● **SELECTED EXTRACT**
Begin
Larry Miller: Tar Heel Legend and ABA Single Game Scoring Leader

This article was originally published in the October 2005 issue of Tar Heel Monthly; since that time, L.A. Lakers guard Kobe Bryant scored 81 points in a game versus the Toronto Raptors.

Larry Miller won both the ACC Player of the Year Award and the ACC Tournament MVP in 1967 and 1968 as a Tar Heel, an accomplishment that not even Hall of Famers Bob McAdoo or Michael Jordan matched. North Carolina won most of its games by comfortable margins in 1968, but South Carolina took the Tar Heels to overtime in the ACC Semifinals. Miller played all 45 minutes, scoring 24 points and grabbing 13 rebounds in an 82-79 North Carolina victory.

North Carolina earned an NCAA Tournament bid by crushing North Carolina State 87-50 in the ACC Championship. The 6-4 Miller had 27 points and 16 rebounds in a 91-72 rout of undefeated St. Bonaventure in the NCAA East Regional Semifinals, outscoring and outrebounding Hall of Fame center Bob Lanier (23 points and 9 rebounds). Miller says, "That showed what we had been trying to tell people all year--that we had a really super team. To this day I believe that we had the best team in the country that year, player by player."

After victories over Davidson and Ohio State, North Carolina lost 78-55 to John Wooden’s UCLA Bruins in the NCAA Championship Game. Miller declares, "I'm going to get in trouble for saying this, but it came down to this: they asked us what we wanted to do—'Do you want to run?' I said, 'Let’s run with them. We can beat them.' But the decision came out that we didn’t want to run with them. Of course, Alcindor was the greatest player, but I believe to this day that we had more talent than they did."
End
● **WHAT THE EXERCISE ASKS**
Resume the Larry Miller article above, starting right after its last sentence.

● **Image layout annotations**
Begin
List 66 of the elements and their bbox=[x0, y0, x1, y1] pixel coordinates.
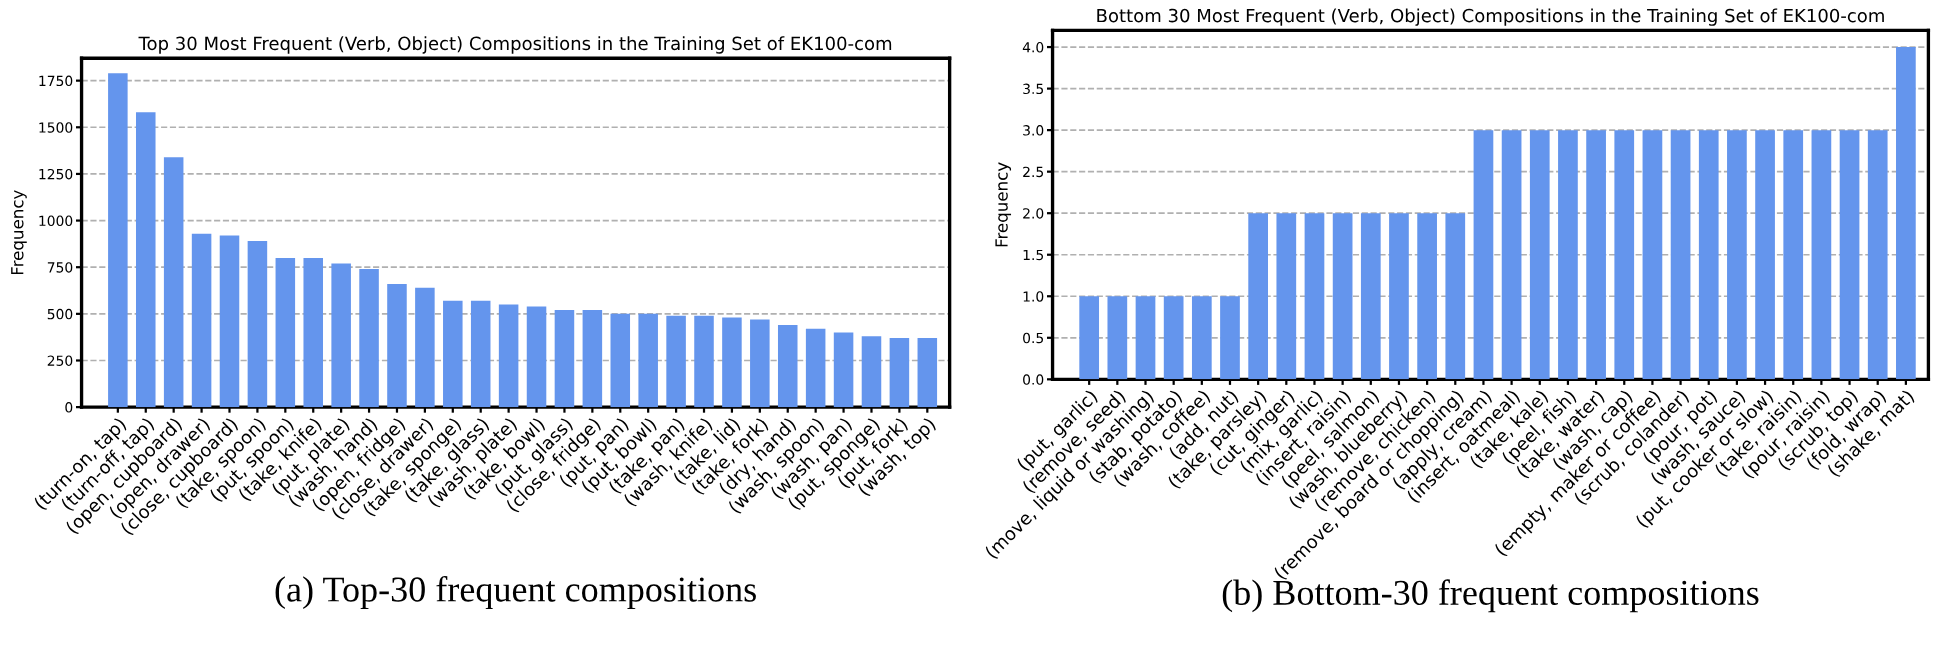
bar bbox=[610, 313, 631, 408]
bar bbox=[275, 257, 296, 408]
bar bbox=[1417, 213, 1437, 380]
bar bbox=[666, 315, 686, 408]
bar bbox=[917, 338, 938, 408]
bar bbox=[1304, 213, 1325, 380]
bar bbox=[498, 304, 519, 408]
bar bbox=[247, 241, 268, 408]
bar bbox=[1191, 296, 1212, 380]
bar bbox=[833, 332, 854, 408]
bar bbox=[135, 112, 156, 408]
bar bbox=[163, 157, 184, 408]
text: (b) Bottom-30 frequent compositions bbox=[1222, 579, 1759, 613]
bar bbox=[1135, 296, 1156, 380]
bar bbox=[1079, 296, 1100, 380]
bar bbox=[1698, 130, 1719, 380]
bar bbox=[1839, 130, 1860, 380]
bar bbox=[1529, 130, 1550, 380]
bar bbox=[1389, 213, 1409, 380]
bar bbox=[889, 338, 910, 408]
bar bbox=[861, 336, 882, 408]
bar bbox=[1248, 213, 1268, 380]
bar bbox=[470, 300, 491, 408]
bar bbox=[1811, 130, 1832, 380]
y-axis-title: Frequency bbox=[995, 162, 1012, 247]
bar bbox=[1445, 213, 1466, 380]
bar bbox=[1220, 296, 1240, 380]
chart-title: Top 30 Most Frequent (Verb, Object) Compositions in the Training Set of EK100-com bbox=[138, 36, 892, 54]
bar bbox=[1783, 130, 1804, 380]
bar bbox=[331, 263, 351, 408]
bar bbox=[303, 257, 324, 408]
chart-title: Bottom 30 Most Frequent (Verb, Object) Compositions in the Training Set of EK100-com bbox=[1097, 8, 1884, 26]
bar bbox=[443, 300, 463, 408]
bar bbox=[750, 319, 770, 408]
bar bbox=[1755, 130, 1775, 380]
bar bbox=[1614, 130, 1635, 380]
bar bbox=[1558, 130, 1578, 380]
bar bbox=[1501, 130, 1522, 380]
bar bbox=[777, 325, 798, 408]
bar bbox=[1867, 130, 1888, 380]
bar bbox=[1360, 213, 1381, 380]
bar bbox=[526, 306, 547, 408]
bar bbox=[1276, 213, 1297, 380]
bar bbox=[1163, 296, 1184, 380]
bar bbox=[1727, 130, 1747, 380]
bar bbox=[1642, 130, 1663, 380]
bar bbox=[1670, 130, 1691, 380]
bar bbox=[1332, 213, 1353, 380]
bar bbox=[1473, 130, 1494, 380]
bar bbox=[415, 287, 435, 408]
bar bbox=[1586, 130, 1606, 380]
y-axis-title: Frequency bbox=[11, 190, 27, 275]
bar bbox=[694, 315, 714, 408]
bar bbox=[387, 284, 407, 408]
bar bbox=[108, 73, 128, 408]
bar bbox=[638, 313, 658, 408]
text: (a) Top-30 frequent compositions bbox=[275, 575, 756, 610]
bar bbox=[805, 328, 826, 408]
bar bbox=[1107, 296, 1128, 380]
bar bbox=[359, 269, 379, 408]
bar bbox=[554, 310, 575, 408]
bar bbox=[191, 233, 212, 408]
bar bbox=[1896, 47, 1916, 380]
bar bbox=[582, 310, 603, 408]
bar bbox=[219, 235, 240, 408]
bar bbox=[722, 317, 742, 408]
End
● **RESULT OF THIS EXERCISE**
Miller regrets a missed opportunity when he drove to the basket against Alcindor, the NBA's career scoring leader who later changed his name to Kareem Abdul-Jabbar: "My first shot of the game I clanked (off the back of the rim) going for a layup. I should have dunked it. Even if it wouldn't have counted (because of the no dunking rule in college basketball at that time), I should have done it just to let them know that I wasn’t scared."

Miller set the ABA's single game scoring record as a member of the Carolina Cougars with 67 points in a 139-125 victory over the Memphis Pros on March 18, 1972. Miller broke Jerry West's mark for most points by a guard in a pro basketball game and to this day only David Thompson (73), Michael Jordan (69) and Pete Maravich (68) have surpassed Miller.

One of Miller's favorite Cougar memories is playing alongside George Lehmann: "If you gave him the ball he could shoot it but he could also pass it. When he was running the fast break, if he didn't shoot the ball he knew that I was on the wing somewhere and then I would get the ball and I could take that one step and take an easy jump shot. That was the best situation I was ever in. Unfortunately, it only lasted about half a season." The financial instability of the league--resulting in constantly shifting rosters, a parade of coaches and uncertainty about getting paid—is a major reason that Miller retired at 28.

Miller missed graduating with his class by one course (he was in L.A. signing his first pro contract during the final exam) but he went back to North Carolina at 38 and got a B.S. in Business Administration. He describes his post-basketball life simply: "I was in the real estate business in North Carolina and Virginia for the past 30 years. Right now I’m just enjoying myself."

Miller recently conducted an online auction of his Catasauqua (Pennsylvania) High School, North Carolina and ABA memorabilia. He says, "I don't think I walked away with a trophy when I left North Carolina. I didn't have anything. They just started sending me things from Carolina, trophies and stuff. I just figured that they didn’t want them…it all ended up in my parents' house." After both of his parents passed away, Miller did not want to keep storing the items and thought that an auction would be a great way to raise money for the Catasauqua Library and for Catasauqua High School.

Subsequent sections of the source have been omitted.